**DO THIS:** Copy out the listing that follows, exactly, without its pictures.

***** SUPPLIED INFORMATION *****

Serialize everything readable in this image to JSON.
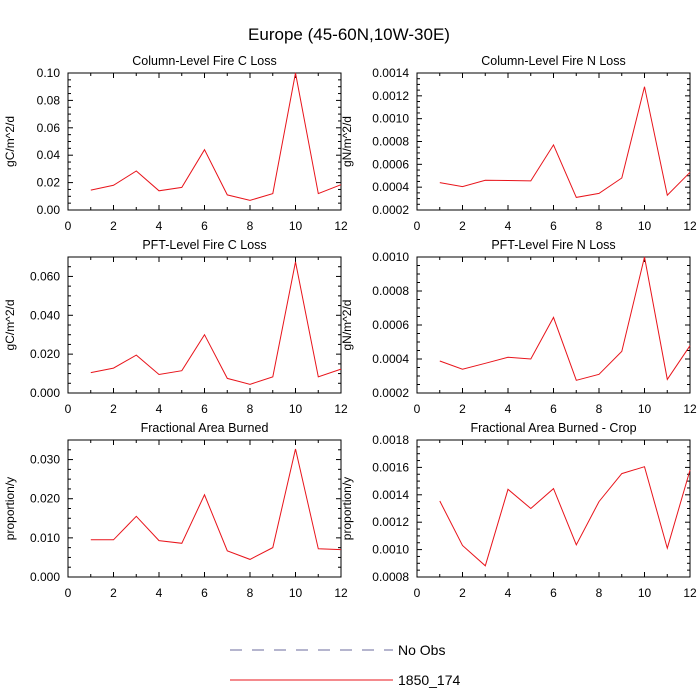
{
  "title": "Europe (45-60N,10W-30E)",
  "chart_data": [
    {
      "type": "line",
      "title": "Column-Level Fire C Loss",
      "xlabel": "",
      "ylabel": "gC/m^2/d",
      "xlim": [
        0,
        12
      ],
      "ylim": [
        0,
        0.1
      ],
      "xticks": [
        0,
        2,
        4,
        6,
        8,
        10,
        12
      ],
      "xtick_labels": [
        "0",
        "2",
        "4",
        "6",
        "8",
        "10",
        "12"
      ],
      "yticks": [
        0,
        0.02,
        0.04,
        0.06,
        0.08,
        0.1
      ],
      "ytick_labels": [
        "0.00",
        "0.02",
        "0.04",
        "0.06",
        "0.08",
        "0.10"
      ],
      "x": [
        1,
        2,
        3,
        4,
        5,
        6,
        7,
        8,
        9,
        10,
        11,
        12
      ],
      "series": [
        {
          "name": "1850_174",
          "color": "#e8141b",
          "values": [
            0.0145,
            0.018,
            0.0285,
            0.014,
            0.0165,
            0.044,
            0.011,
            0.007,
            0.012,
            0.1,
            0.012,
            0.0185
          ]
        }
      ]
    },
    {
      "type": "line",
      "title": "Column-Level Fire N Loss",
      "xlabel": "",
      "ylabel": "gN/m^2/d",
      "xlim": [
        0,
        12
      ],
      "ylim": [
        0.0002,
        0.0014
      ],
      "xticks": [
        0,
        2,
        4,
        6,
        8,
        10,
        12
      ],
      "xtick_labels": [
        "0",
        "2",
        "4",
        "6",
        "8",
        "10",
        "12"
      ],
      "yticks": [
        0.0002,
        0.0004,
        0.0006,
        0.0008,
        0.001,
        0.0012,
        0.0014
      ],
      "ytick_labels": [
        "0.0002",
        "0.0004",
        "0.0006",
        "0.0008",
        "0.0010",
        "0.0012",
        "0.0014"
      ],
      "x": [
        1,
        2,
        3,
        4,
        5,
        6,
        7,
        8,
        9,
        10,
        11,
        12
      ],
      "series": [
        {
          "name": "1850_174",
          "color": "#e8141b",
          "values": [
            0.00044,
            0.000405,
            0.00046,
            0.000458,
            0.000455,
            0.00077,
            0.00031,
            0.000345,
            0.00048,
            0.00128,
            0.00033,
            0.00053
          ]
        }
      ]
    },
    {
      "type": "line",
      "title": "PFT-Level Fire C Loss",
      "xlabel": "",
      "ylabel": "gC/m^2/d",
      "xlim": [
        0,
        12
      ],
      "ylim": [
        0,
        0.07
      ],
      "xticks": [
        0,
        2,
        4,
        6,
        8,
        10,
        12
      ],
      "xtick_labels": [
        "0",
        "2",
        "4",
        "6",
        "8",
        "10",
        "12"
      ],
      "yticks": [
        0,
        0.02,
        0.04,
        0.06
      ],
      "ytick_labels": [
        "0.000",
        "0.020",
        "0.040",
        "0.060"
      ],
      "x": [
        1,
        2,
        3,
        4,
        5,
        6,
        7,
        8,
        9,
        10,
        11,
        12
      ],
      "series": [
        {
          "name": "1850_174",
          "color": "#e8141b",
          "values": [
            0.0105,
            0.0128,
            0.0195,
            0.0095,
            0.0115,
            0.03,
            0.0075,
            0.0045,
            0.0083,
            0.0675,
            0.0083,
            0.0123
          ]
        }
      ]
    },
    {
      "type": "line",
      "title": "PFT-Level Fire N Loss",
      "xlabel": "",
      "ylabel": "gN/m^2/d",
      "xlim": [
        0,
        12
      ],
      "ylim": [
        0.0002,
        0.001
      ],
      "xticks": [
        0,
        2,
        4,
        6,
        8,
        10,
        12
      ],
      "xtick_labels": [
        "0",
        "2",
        "4",
        "6",
        "8",
        "10",
        "12"
      ],
      "yticks": [
        0.0002,
        0.0004,
        0.0006,
        0.0008,
        0.001
      ],
      "ytick_labels": [
        "0.0002",
        "0.0004",
        "0.0006",
        "0.0008",
        "0.0010"
      ],
      "x": [
        1,
        2,
        3,
        4,
        5,
        6,
        7,
        8,
        9,
        10,
        11,
        12
      ],
      "series": [
        {
          "name": "1850_174",
          "color": "#e8141b",
          "values": [
            0.000388,
            0.00034,
            0.000375,
            0.00041,
            0.0004,
            0.000645,
            0.000275,
            0.00031,
            0.000445,
            0.001,
            0.00028,
            0.000478
          ]
        }
      ]
    },
    {
      "type": "line",
      "title": "Fractional Area Burned",
      "xlabel": "",
      "ylabel": "proportion/y",
      "xlim": [
        0,
        12
      ],
      "ylim": [
        0,
        0.035
      ],
      "xticks": [
        0,
        2,
        4,
        6,
        8,
        10,
        12
      ],
      "xtick_labels": [
        "0",
        "2",
        "4",
        "6",
        "8",
        "10",
        "12"
      ],
      "yticks": [
        0,
        0.01,
        0.02,
        0.03
      ],
      "ytick_labels": [
        "0.000",
        "0.010",
        "0.020",
        "0.030"
      ],
      "x": [
        1,
        2,
        3,
        4,
        5,
        6,
        7,
        8,
        9,
        10,
        11,
        12
      ],
      "series": [
        {
          "name": "1850_174",
          "color": "#e8141b",
          "values": [
            0.0095,
            0.0095,
            0.0155,
            0.0093,
            0.0086,
            0.021,
            0.0067,
            0.0045,
            0.0075,
            0.0327,
            0.0072,
            0.007
          ]
        }
      ]
    },
    {
      "type": "line",
      "title": "Fractional Area Burned - Crop",
      "xlabel": "",
      "ylabel": "proportion/y",
      "xlim": [
        0,
        12
      ],
      "ylim": [
        0.0008,
        0.0018
      ],
      "xticks": [
        0,
        2,
        4,
        6,
        8,
        10,
        12
      ],
      "xtick_labels": [
        "0",
        "2",
        "4",
        "6",
        "8",
        "10",
        "12"
      ],
      "yticks": [
        0.0008,
        0.001,
        0.0012,
        0.0014,
        0.0016,
        0.0018
      ],
      "ytick_labels": [
        "0.0008",
        "0.0010",
        "0.0012",
        "0.0014",
        "0.0016",
        "0.0018"
      ],
      "x": [
        1,
        2,
        3,
        4,
        5,
        6,
        7,
        8,
        9,
        10,
        11,
        12
      ],
      "series": [
        {
          "name": "1850_174",
          "color": "#e8141b",
          "values": [
            0.001355,
            0.00103,
            0.000882,
            0.00144,
            0.0013,
            0.001445,
            0.001035,
            0.00135,
            0.001555,
            0.001605,
            0.00101,
            0.00158
          ]
        }
      ]
    }
  ],
  "legend": {
    "items": [
      {
        "label": "No Obs",
        "color": "#6b6b9e",
        "style": "dashed"
      },
      {
        "label": "1850_174",
        "color": "#e8141b",
        "style": "solid"
      }
    ]
  }
}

*****

**WRITTEN REPLY:**
Serialize everything readable in this image to JSON.
{
  "title": "Europe (45-60N,10W-30E)",
  "chart_data": [
    {
      "type": "line",
      "title": "Column-Level Fire C Loss",
      "xlabel": "",
      "ylabel": "gC/m^2/d",
      "xlim": [
        0,
        12
      ],
      "ylim": [
        0,
        0.1
      ],
      "xticks": [
        0,
        2,
        4,
        6,
        8,
        10,
        12
      ],
      "xtick_labels": [
        "0",
        "2",
        "4",
        "6",
        "8",
        "10",
        "12"
      ],
      "yticks": [
        0,
        0.02,
        0.04,
        0.06,
        0.08,
        0.1
      ],
      "ytick_labels": [
        "0.00",
        "0.02",
        "0.04",
        "0.06",
        "0.08",
        "0.10"
      ],
      "x": [
        1,
        2,
        3,
        4,
        5,
        6,
        7,
        8,
        9,
        10,
        11,
        12
      ],
      "series": [
        {
          "name": "1850_174",
          "color": "#e8141b",
          "values": [
            0.0145,
            0.018,
            0.0285,
            0.014,
            0.0165,
            0.044,
            0.011,
            0.007,
            0.012,
            0.1,
            0.012,
            0.0185
          ]
        }
      ]
    },
    {
      "type": "line",
      "title": "Column-Level Fire N Loss",
      "xlabel": "",
      "ylabel": "gN/m^2/d",
      "xlim": [
        0,
        12
      ],
      "ylim": [
        0.0002,
        0.0014
      ],
      "xticks": [
        0,
        2,
        4,
        6,
        8,
        10,
        12
      ],
      "xtick_labels": [
        "0",
        "2",
        "4",
        "6",
        "8",
        "10",
        "12"
      ],
      "yticks": [
        0.0002,
        0.0004,
        0.0006,
        0.0008,
        0.001,
        0.0012,
        0.0014
      ],
      "ytick_labels": [
        "0.0002",
        "0.0004",
        "0.0006",
        "0.0008",
        "0.0010",
        "0.0012",
        "0.0014"
      ],
      "x": [
        1,
        2,
        3,
        4,
        5,
        6,
        7,
        8,
        9,
        10,
        11,
        12
      ],
      "series": [
        {
          "name": "1850_174",
          "color": "#e8141b",
          "values": [
            0.00044,
            0.000405,
            0.00046,
            0.000458,
            0.000455,
            0.00077,
            0.00031,
            0.000345,
            0.00048,
            0.00128,
            0.00033,
            0.00053
          ]
        }
      ]
    },
    {
      "type": "line",
      "title": "PFT-Level Fire C Loss",
      "xlabel": "",
      "ylabel": "gC/m^2/d",
      "xlim": [
        0,
        12
      ],
      "ylim": [
        0,
        0.07
      ],
      "xticks": [
        0,
        2,
        4,
        6,
        8,
        10,
        12
      ],
      "xtick_labels": [
        "0",
        "2",
        "4",
        "6",
        "8",
        "10",
        "12"
      ],
      "yticks": [
        0,
        0.02,
        0.04,
        0.06
      ],
      "ytick_labels": [
        "0.000",
        "0.020",
        "0.040",
        "0.060"
      ],
      "x": [
        1,
        2,
        3,
        4,
        5,
        6,
        7,
        8,
        9,
        10,
        11,
        12
      ],
      "series": [
        {
          "name": "1850_174",
          "color": "#e8141b",
          "values": [
            0.0105,
            0.0128,
            0.0195,
            0.0095,
            0.0115,
            0.03,
            0.0075,
            0.0045,
            0.0083,
            0.0675,
            0.0083,
            0.0123
          ]
        }
      ]
    },
    {
      "type": "line",
      "title": "PFT-Level Fire N Loss",
      "xlabel": "",
      "ylabel": "gN/m^2/d",
      "xlim": [
        0,
        12
      ],
      "ylim": [
        0.0002,
        0.001
      ],
      "xticks": [
        0,
        2,
        4,
        6,
        8,
        10,
        12
      ],
      "xtick_labels": [
        "0",
        "2",
        "4",
        "6",
        "8",
        "10",
        "12"
      ],
      "yticks": [
        0.0002,
        0.0004,
        0.0006,
        0.0008,
        0.001
      ],
      "ytick_labels": [
        "0.0002",
        "0.0004",
        "0.0006",
        "0.0008",
        "0.0010"
      ],
      "x": [
        1,
        2,
        3,
        4,
        5,
        6,
        7,
        8,
        9,
        10,
        11,
        12
      ],
      "series": [
        {
          "name": "1850_174",
          "color": "#e8141b",
          "values": [
            0.000388,
            0.00034,
            0.000375,
            0.00041,
            0.0004,
            0.000645,
            0.000275,
            0.00031,
            0.000445,
            0.001,
            0.00028,
            0.000478
          ]
        }
      ]
    },
    {
      "type": "line",
      "title": "Fractional Area Burned",
      "xlabel": "",
      "ylabel": "proportion/y",
      "xlim": [
        0,
        12
      ],
      "ylim": [
        0,
        0.035
      ],
      "xticks": [
        0,
        2,
        4,
        6,
        8,
        10,
        12
      ],
      "xtick_labels": [
        "0",
        "2",
        "4",
        "6",
        "8",
        "10",
        "12"
      ],
      "yticks": [
        0,
        0.01,
        0.02,
        0.03
      ],
      "ytick_labels": [
        "0.000",
        "0.010",
        "0.020",
        "0.030"
      ],
      "x": [
        1,
        2,
        3,
        4,
        5,
        6,
        7,
        8,
        9,
        10,
        11,
        12
      ],
      "series": [
        {
          "name": "1850_174",
          "color": "#e8141b",
          "values": [
            0.0095,
            0.0095,
            0.0155,
            0.0093,
            0.0086,
            0.021,
            0.0067,
            0.0045,
            0.0075,
            0.0327,
            0.0072,
            0.007
          ]
        }
      ]
    },
    {
      "type": "line",
      "title": "Fractional Area Burned - Crop",
      "xlabel": "",
      "ylabel": "proportion/y",
      "xlim": [
        0,
        12
      ],
      "ylim": [
        0.0008,
        0.0018
      ],
      "xticks": [
        0,
        2,
        4,
        6,
        8,
        10,
        12
      ],
      "xtick_labels": [
        "0",
        "2",
        "4",
        "6",
        "8",
        "10",
        "12"
      ],
      "yticks": [
        0.0008,
        0.001,
        0.0012,
        0.0014,
        0.0016,
        0.0018
      ],
      "ytick_labels": [
        "0.0008",
        "0.0010",
        "0.0012",
        "0.0014",
        "0.0016",
        "0.0018"
      ],
      "x": [
        1,
        2,
        3,
        4,
        5,
        6,
        7,
        8,
        9,
        10,
        11,
        12
      ],
      "series": [
        {
          "name": "1850_174",
          "color": "#e8141b",
          "values": [
            0.001355,
            0.00103,
            0.000882,
            0.00144,
            0.0013,
            0.001445,
            0.001035,
            0.00135,
            0.001555,
            0.001605,
            0.00101,
            0.00158
          ]
        }
      ]
    }
  ],
  "legend": {
    "items": [
      {
        "label": "No Obs",
        "color": "#6b6b9e",
        "style": "dashed"
      },
      {
        "label": "1850_174",
        "color": "#e8141b",
        "style": "solid"
      }
    ]
  }
}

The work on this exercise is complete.